>> START MATERIAL

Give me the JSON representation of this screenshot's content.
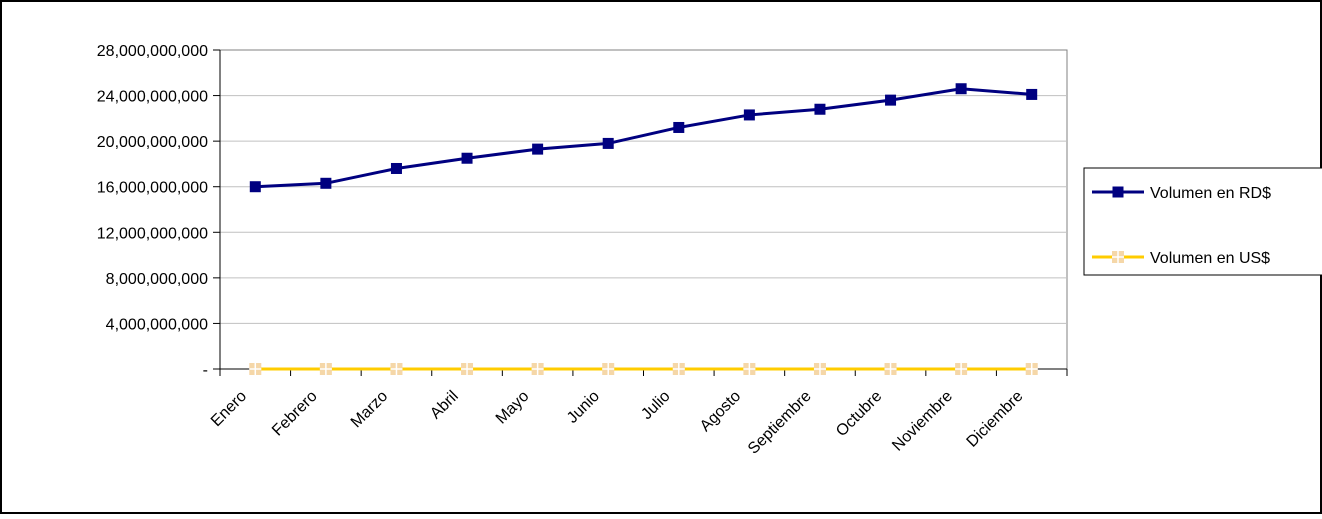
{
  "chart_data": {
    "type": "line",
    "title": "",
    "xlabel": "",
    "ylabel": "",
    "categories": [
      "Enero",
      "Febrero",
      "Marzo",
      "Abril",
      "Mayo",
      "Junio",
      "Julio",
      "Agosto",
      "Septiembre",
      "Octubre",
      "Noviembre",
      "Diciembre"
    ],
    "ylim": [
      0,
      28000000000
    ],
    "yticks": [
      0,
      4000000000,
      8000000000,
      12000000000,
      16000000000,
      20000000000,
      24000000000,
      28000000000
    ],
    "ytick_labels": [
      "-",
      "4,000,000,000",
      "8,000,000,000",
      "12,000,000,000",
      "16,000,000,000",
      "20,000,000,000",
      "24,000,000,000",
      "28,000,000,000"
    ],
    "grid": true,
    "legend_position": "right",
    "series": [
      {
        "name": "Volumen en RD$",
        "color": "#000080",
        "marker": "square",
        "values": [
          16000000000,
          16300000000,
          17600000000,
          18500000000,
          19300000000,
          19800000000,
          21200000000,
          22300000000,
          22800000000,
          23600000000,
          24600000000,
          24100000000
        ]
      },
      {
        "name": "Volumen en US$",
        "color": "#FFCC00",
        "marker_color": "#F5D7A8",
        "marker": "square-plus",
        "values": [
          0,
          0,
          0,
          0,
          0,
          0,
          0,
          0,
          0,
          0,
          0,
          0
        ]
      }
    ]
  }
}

>> END MATERIAL
>> START MATERIAL

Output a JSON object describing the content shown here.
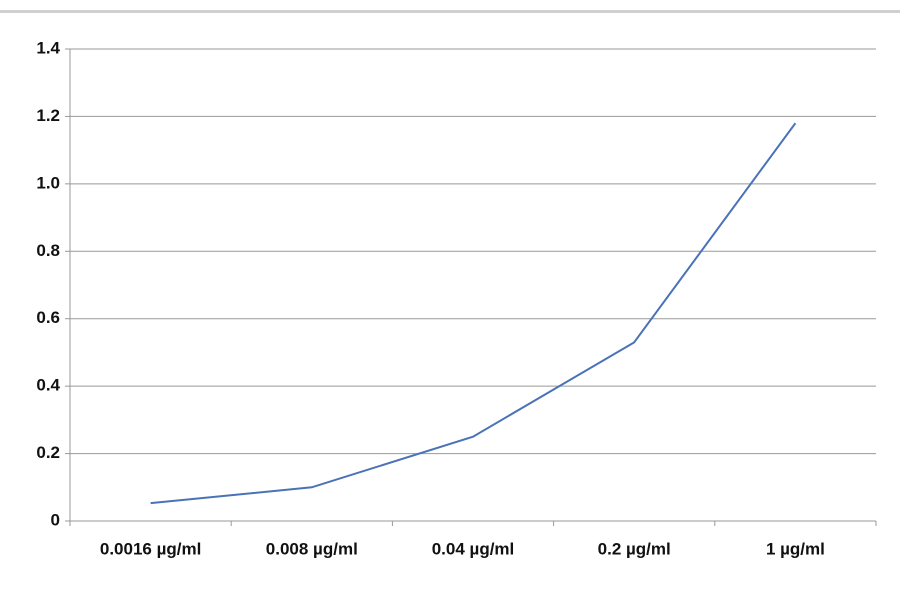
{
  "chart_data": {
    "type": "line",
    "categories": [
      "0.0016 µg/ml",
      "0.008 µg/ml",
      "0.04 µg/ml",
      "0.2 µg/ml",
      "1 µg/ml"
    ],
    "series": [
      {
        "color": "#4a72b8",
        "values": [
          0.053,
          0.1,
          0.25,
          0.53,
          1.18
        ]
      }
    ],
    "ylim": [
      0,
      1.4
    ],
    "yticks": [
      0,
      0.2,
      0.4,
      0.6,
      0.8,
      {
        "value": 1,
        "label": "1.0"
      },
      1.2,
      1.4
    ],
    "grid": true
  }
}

>> END MATERIAL
>> START MATERIAL

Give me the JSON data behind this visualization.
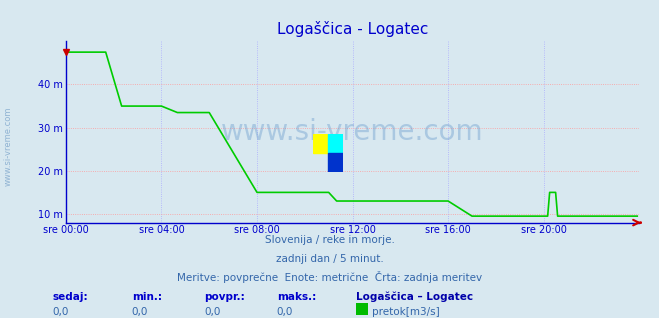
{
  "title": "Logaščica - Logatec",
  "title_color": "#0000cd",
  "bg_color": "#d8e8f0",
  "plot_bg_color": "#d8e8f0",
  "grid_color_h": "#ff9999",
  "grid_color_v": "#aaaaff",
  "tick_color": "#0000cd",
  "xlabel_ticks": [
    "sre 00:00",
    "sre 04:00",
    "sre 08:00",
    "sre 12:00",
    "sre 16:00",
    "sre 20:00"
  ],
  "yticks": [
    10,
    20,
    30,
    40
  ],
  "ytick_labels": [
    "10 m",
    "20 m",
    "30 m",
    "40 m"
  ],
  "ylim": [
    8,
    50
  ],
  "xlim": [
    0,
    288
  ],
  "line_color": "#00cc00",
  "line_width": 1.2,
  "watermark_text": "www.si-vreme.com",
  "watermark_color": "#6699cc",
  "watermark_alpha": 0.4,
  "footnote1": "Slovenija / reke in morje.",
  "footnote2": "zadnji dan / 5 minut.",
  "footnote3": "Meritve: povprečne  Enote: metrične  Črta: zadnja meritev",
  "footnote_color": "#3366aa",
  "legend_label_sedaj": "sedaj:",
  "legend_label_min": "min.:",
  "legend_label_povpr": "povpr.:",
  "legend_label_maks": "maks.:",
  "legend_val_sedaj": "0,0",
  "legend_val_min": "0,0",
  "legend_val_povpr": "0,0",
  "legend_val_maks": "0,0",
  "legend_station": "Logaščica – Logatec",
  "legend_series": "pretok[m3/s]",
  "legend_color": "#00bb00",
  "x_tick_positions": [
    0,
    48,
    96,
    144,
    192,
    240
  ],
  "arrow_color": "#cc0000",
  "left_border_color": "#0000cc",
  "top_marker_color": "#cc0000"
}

>> END MATERIAL

[AIM OF THE EXERCISE]
State how many lines include the string "this", and nothing more.

[FINISHED EXERCISE]
2